RECORDS PROVIDED
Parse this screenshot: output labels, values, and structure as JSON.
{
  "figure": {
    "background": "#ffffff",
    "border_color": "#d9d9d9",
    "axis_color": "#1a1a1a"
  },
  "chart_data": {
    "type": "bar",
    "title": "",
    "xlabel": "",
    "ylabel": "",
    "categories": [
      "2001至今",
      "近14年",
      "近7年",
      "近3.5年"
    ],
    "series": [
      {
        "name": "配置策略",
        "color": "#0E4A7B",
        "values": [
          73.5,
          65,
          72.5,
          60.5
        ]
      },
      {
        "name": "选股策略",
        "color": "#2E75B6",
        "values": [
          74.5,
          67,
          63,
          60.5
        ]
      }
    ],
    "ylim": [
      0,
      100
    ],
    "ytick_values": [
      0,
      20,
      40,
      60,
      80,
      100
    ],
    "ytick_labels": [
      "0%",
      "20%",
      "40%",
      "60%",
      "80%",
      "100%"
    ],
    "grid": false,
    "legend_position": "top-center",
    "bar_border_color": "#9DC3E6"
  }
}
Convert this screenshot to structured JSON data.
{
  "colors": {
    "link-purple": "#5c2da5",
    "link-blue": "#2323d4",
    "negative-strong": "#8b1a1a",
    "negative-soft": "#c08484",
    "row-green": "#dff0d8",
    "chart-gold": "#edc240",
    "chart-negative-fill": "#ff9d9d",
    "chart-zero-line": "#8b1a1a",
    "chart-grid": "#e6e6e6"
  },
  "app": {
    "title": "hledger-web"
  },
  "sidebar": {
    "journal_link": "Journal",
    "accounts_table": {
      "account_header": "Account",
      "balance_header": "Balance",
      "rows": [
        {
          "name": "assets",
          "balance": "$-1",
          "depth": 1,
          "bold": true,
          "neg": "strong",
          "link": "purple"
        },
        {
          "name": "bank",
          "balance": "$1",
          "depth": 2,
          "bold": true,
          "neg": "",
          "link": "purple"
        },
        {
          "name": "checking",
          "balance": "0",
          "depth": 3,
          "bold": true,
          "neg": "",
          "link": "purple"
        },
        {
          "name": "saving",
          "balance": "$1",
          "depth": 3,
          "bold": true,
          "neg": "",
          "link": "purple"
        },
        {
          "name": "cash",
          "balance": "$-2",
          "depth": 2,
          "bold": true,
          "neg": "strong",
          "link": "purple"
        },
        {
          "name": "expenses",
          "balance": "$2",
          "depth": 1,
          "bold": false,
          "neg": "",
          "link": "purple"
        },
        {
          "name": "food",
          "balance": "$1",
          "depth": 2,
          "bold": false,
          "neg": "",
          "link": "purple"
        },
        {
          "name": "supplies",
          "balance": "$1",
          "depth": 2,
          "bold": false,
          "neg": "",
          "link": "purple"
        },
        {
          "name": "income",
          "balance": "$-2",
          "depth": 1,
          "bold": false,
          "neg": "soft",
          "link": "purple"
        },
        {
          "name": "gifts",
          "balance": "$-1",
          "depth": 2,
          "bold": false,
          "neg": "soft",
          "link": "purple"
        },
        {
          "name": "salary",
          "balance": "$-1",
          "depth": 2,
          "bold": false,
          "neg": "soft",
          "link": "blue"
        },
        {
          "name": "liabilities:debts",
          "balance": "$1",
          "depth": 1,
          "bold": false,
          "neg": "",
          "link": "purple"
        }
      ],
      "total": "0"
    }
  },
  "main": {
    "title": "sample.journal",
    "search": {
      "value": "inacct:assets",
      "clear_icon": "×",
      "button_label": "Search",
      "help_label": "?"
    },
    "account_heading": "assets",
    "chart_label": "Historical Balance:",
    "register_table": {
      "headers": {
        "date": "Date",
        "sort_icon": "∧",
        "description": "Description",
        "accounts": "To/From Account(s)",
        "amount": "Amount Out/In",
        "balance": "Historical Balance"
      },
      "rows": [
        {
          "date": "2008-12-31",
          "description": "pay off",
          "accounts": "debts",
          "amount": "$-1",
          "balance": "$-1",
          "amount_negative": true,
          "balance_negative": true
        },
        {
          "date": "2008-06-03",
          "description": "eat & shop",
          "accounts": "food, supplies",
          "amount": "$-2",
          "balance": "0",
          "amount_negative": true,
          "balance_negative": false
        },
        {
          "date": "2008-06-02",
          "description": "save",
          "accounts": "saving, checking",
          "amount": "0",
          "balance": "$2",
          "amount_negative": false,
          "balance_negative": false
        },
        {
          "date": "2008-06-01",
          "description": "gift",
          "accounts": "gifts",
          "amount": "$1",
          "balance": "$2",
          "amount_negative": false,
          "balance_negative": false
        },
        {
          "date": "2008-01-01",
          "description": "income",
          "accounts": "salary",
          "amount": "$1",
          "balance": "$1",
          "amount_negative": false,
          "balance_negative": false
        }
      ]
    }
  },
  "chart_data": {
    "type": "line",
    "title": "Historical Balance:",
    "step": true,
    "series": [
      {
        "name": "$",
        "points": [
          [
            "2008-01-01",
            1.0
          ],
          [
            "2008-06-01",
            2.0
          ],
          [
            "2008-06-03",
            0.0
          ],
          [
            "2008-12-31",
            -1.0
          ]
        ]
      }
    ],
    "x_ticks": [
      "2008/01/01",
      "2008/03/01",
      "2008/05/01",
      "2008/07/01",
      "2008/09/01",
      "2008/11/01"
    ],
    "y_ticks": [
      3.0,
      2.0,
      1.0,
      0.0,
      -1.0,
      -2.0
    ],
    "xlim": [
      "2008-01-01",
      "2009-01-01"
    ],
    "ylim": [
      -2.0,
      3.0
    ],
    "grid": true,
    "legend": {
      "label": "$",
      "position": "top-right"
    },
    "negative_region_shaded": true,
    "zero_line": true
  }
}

EXERCISE INSTRUCTIONS
Retype the material in full. Each word must match.

FULL OUTPUT
Parse this screenshot: output labels, values, and structure as JSON.
{
  "figure": {
    "background": "#ffffff",
    "border_color": "#d9d9d9",
    "axis_color": "#1a1a1a"
  },
  "chart_data": {
    "type": "bar",
    "title": "",
    "xlabel": "",
    "ylabel": "",
    "categories": [
      "2001至今",
      "近14年",
      "近7年",
      "近3.5年"
    ],
    "series": [
      {
        "name": "配置策略",
        "color": "#0E4A7B",
        "values": [
          73.5,
          65,
          72.5,
          60.5
        ]
      },
      {
        "name": "选股策略",
        "color": "#2E75B6",
        "values": [
          74.5,
          67,
          63,
          60.5
        ]
      }
    ],
    "ylim": [
      0,
      100
    ],
    "ytick_values": [
      0,
      20,
      40,
      60,
      80,
      100
    ],
    "ytick_labels": [
      "0%",
      "20%",
      "40%",
      "60%",
      "80%",
      "100%"
    ],
    "grid": false,
    "legend_position": "top-center",
    "bar_border_color": "#9DC3E6"
  }
}
Convert this screenshot to structured JSON data.
{
  "colors": {
    "link-purple": "#5c2da5",
    "link-blue": "#2323d4",
    "negative-strong": "#8b1a1a",
    "negative-soft": "#c08484",
    "row-green": "#dff0d8",
    "chart-gold": "#edc240",
    "chart-negative-fill": "#ff9d9d",
    "chart-zero-line": "#8b1a1a",
    "chart-grid": "#e6e6e6"
  },
  "app": {
    "title": "hledger-web"
  },
  "sidebar": {
    "journal_link": "Journal",
    "accounts_table": {
      "account_header": "Account",
      "balance_header": "Balance",
      "rows": [
        {
          "name": "assets",
          "balance": "$-1",
          "depth": 1,
          "bold": true,
          "neg": "strong",
          "link": "purple"
        },
        {
          "name": "bank",
          "balance": "$1",
          "depth": 2,
          "bold": true,
          "neg": "",
          "link": "purple"
        },
        {
          "name": "checking",
          "balance": "0",
          "depth": 3,
          "bold": true,
          "neg": "",
          "link": "purple"
        },
        {
          "name": "saving",
          "balance": "$1",
          "depth": 3,
          "bold": true,
          "neg": "",
          "link": "purple"
        },
        {
          "name": "cash",
          "balance": "$-2",
          "depth": 2,
          "bold": true,
          "neg": "strong",
          "link": "purple"
        },
        {
          "name": "expenses",
          "balance": "$2",
          "depth": 1,
          "bold": false,
          "neg": "",
          "link": "purple"
        },
        {
          "name": "food",
          "balance": "$1",
          "depth": 2,
          "bold": false,
          "neg": "",
          "link": "purple"
        },
        {
          "name": "supplies",
          "balance": "$1",
          "depth": 2,
          "bold": false,
          "neg": "",
          "link": "purple"
        },
        {
          "name": "income",
          "balance": "$-2",
          "depth": 1,
          "bold": false,
          "neg": "soft",
          "link": "purple"
        },
        {
          "name": "gifts",
          "balance": "$-1",
          "depth": 2,
          "bold": false,
          "neg": "soft",
          "link": "purple"
        },
        {
          "name": "salary",
          "balance": "$-1",
          "depth": 2,
          "bold": false,
          "neg": "soft",
          "link": "blue"
        },
        {
          "name": "liabilities:debts",
          "balance": "$1",
          "depth": 1,
          "bold": false,
          "neg": "",
          "link": "purple"
        }
      ],
      "total": "0"
    }
  },
  "main": {
    "title": "sample.journal",
    "search": {
      "value": "inacct:assets",
      "clear_icon": "×",
      "button_label": "Search",
      "help_label": "?"
    },
    "account_heading": "assets",
    "chart_label": "Historical Balance:",
    "register_table": {
      "headers": {
        "date": "Date",
        "sort_icon": "∧",
        "description": "Description",
        "accounts": "To/From Account(s)",
        "amount": "Amount Out/In",
        "balance": "Historical Balance"
      },
      "rows": [
        {
          "date": "2008-12-31",
          "description": "pay off",
          "accounts": "debts",
          "amount": "$-1",
          "balance": "$-1",
          "amount_negative": true,
          "balance_negative": true
        },
        {
          "date": "2008-06-03",
          "description": "eat & shop",
          "accounts": "food, supplies",
          "amount": "$-2",
          "balance": "0",
          "amount_negative": true,
          "balance_negative": false
        },
        {
          "date": "2008-06-02",
          "description": "save",
          "accounts": "saving, checking",
          "amount": "0",
          "balance": "$2",
          "amount_negative": false,
          "balance_negative": false
        },
        {
          "date": "2008-06-01",
          "description": "gift",
          "accounts": "gifts",
          "amount": "$1",
          "balance": "$2",
          "amount_negative": false,
          "balance_negative": false
        },
        {
          "date": "2008-01-01",
          "description": "income",
          "accounts": "salary",
          "amount": "$1",
          "balance": "$1",
          "amount_negative": false,
          "balance_negative": false
        }
      ]
    }
  },
  "chart_data": {
    "type": "line",
    "title": "Historical Balance:",
    "step": true,
    "series": [
      {
        "name": "$",
        "points": [
          [
            "2008-01-01",
            1.0
          ],
          [
            "2008-06-01",
            2.0
          ],
          [
            "2008-06-03",
            0.0
          ],
          [
            "2008-12-31",
            -1.0
          ]
        ]
      }
    ],
    "x_ticks": [
      "2008/01/01",
      "2008/03/01",
      "2008/05/01",
      "2008/07/01",
      "2008/09/01",
      "2008/11/01"
    ],
    "y_ticks": [
      3.0,
      2.0,
      1.0,
      0.0,
      -1.0,
      -2.0
    ],
    "xlim": [
      "2008-01-01",
      "2009-01-01"
    ],
    "ylim": [
      -2.0,
      3.0
    ],
    "grid": true,
    "legend": {
      "label": "$",
      "position": "top-right"
    },
    "negative_region_shaded": true,
    "zero_line": true
  }
}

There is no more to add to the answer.